Aim of the task: Leaving out every picture, quote the data below exactly as it appears.

Stored data:
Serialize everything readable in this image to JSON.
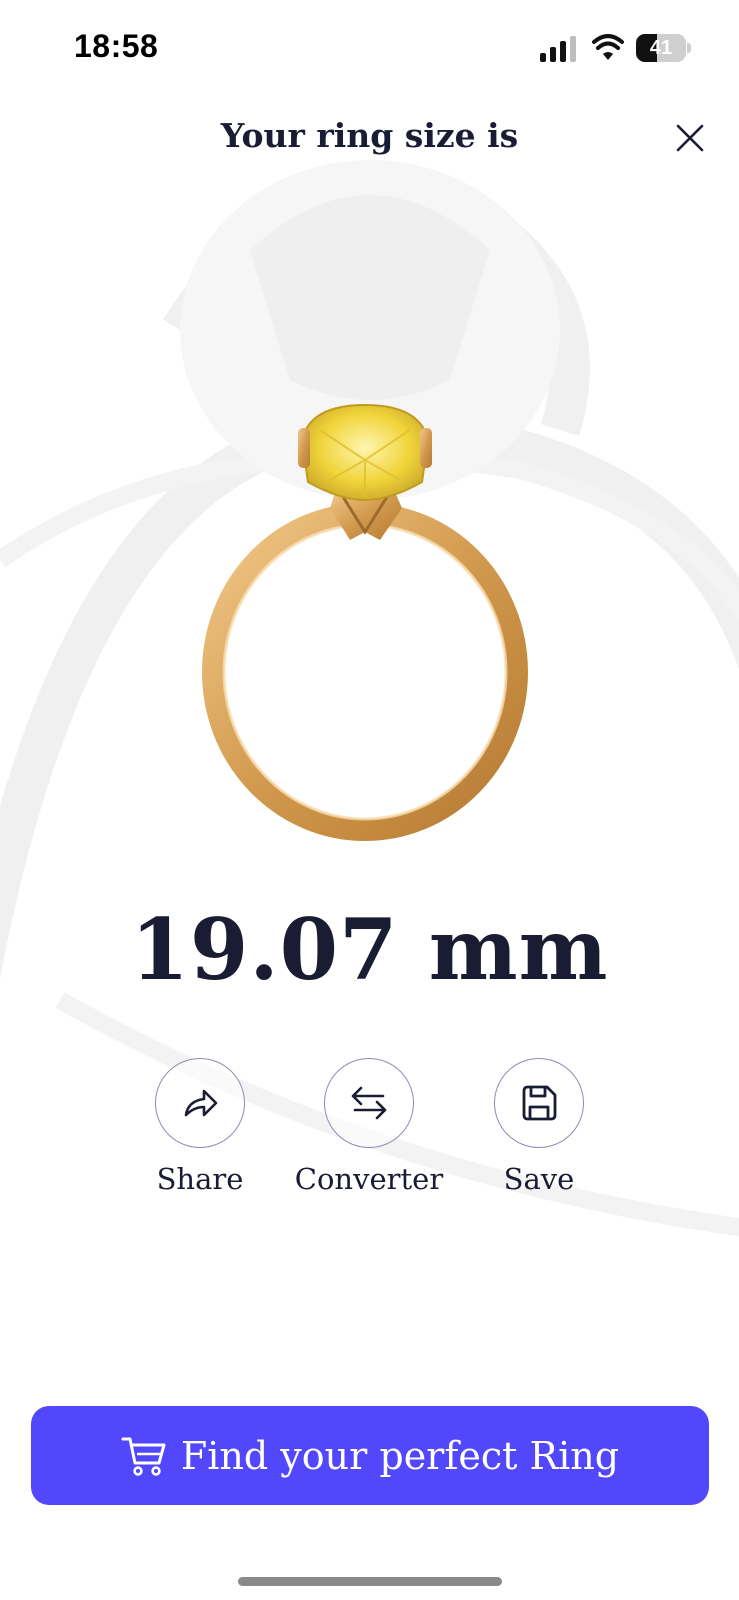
{
  "status_bar": {
    "time": "18:58",
    "battery_level": "41",
    "battery_fraction": 0.41,
    "icons": [
      "signal-icon",
      "wifi-icon",
      "battery-icon"
    ]
  },
  "header": {
    "title": "Your ring size is",
    "close_icon": "close-icon"
  },
  "result": {
    "ring_image": "gold-ring-yellow-diamond",
    "size_value": "19.07 mm"
  },
  "actions": [
    {
      "label": "Share",
      "icon": "share-icon"
    },
    {
      "label": "Converter",
      "icon": "swap-arrows-icon"
    },
    {
      "label": "Save",
      "icon": "floppy-disk-icon"
    }
  ],
  "cta": {
    "label": "Find your perfect Ring",
    "icon": "cart-icon"
  },
  "colors": {
    "accent": "#5247fb",
    "text": "#1a1c33",
    "ring_gold": "#d9a55a",
    "diamond": "#f2d63a"
  }
}
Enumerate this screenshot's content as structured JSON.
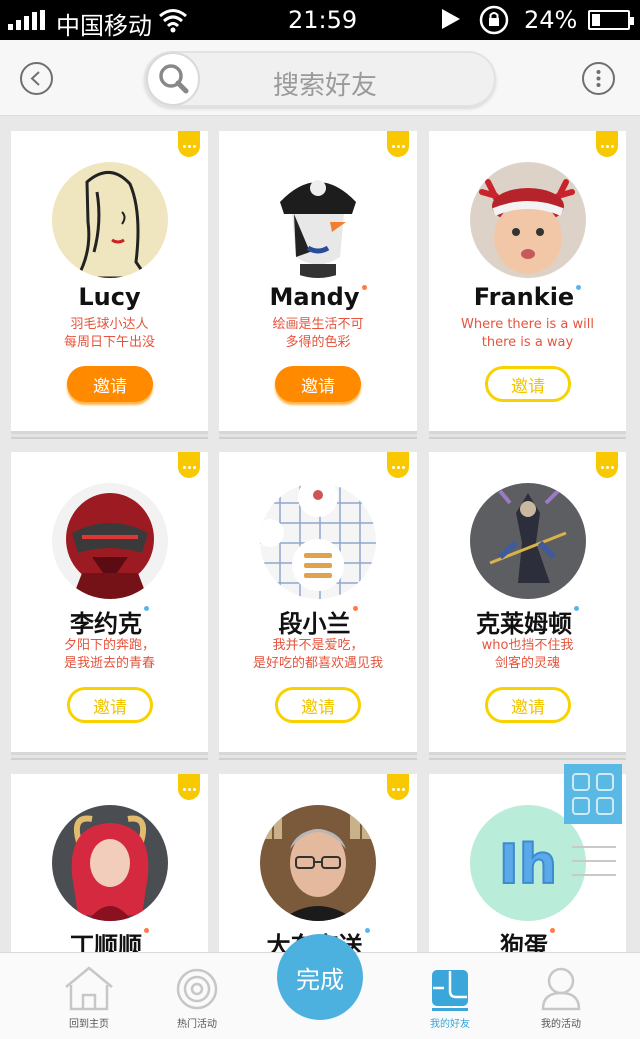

Output of the exercise:
Serialize everything readable in this image to JSON.
{
  "status_bar": {
    "time": "18:58",
    "battery_level": "41",
    "battery_fraction": 0.41,
    "icons": [
      "signal-icon",
      "wifi-icon",
      "battery-icon"
    ]
  },
  "header": {
    "title": "Your ring size is",
    "close_icon": "close-icon"
  },
  "result": {
    "ring_image": "gold-ring-yellow-diamond",
    "size_value": "19.07 mm"
  },
  "actions": [
    {
      "label": "Share",
      "icon": "share-icon"
    },
    {
      "label": "Converter",
      "icon": "swap-arrows-icon"
    },
    {
      "label": "Save",
      "icon": "floppy-disk-icon"
    }
  ],
  "cta": {
    "label": "Find your perfect Ring",
    "icon": "cart-icon"
  },
  "colors": {
    "accent": "#5247fb",
    "text": "#1a1c33",
    "ring_gold": "#d9a55a",
    "diamond": "#f2d63a"
  }
}
Enumerate this screenshot's content as structured JSON.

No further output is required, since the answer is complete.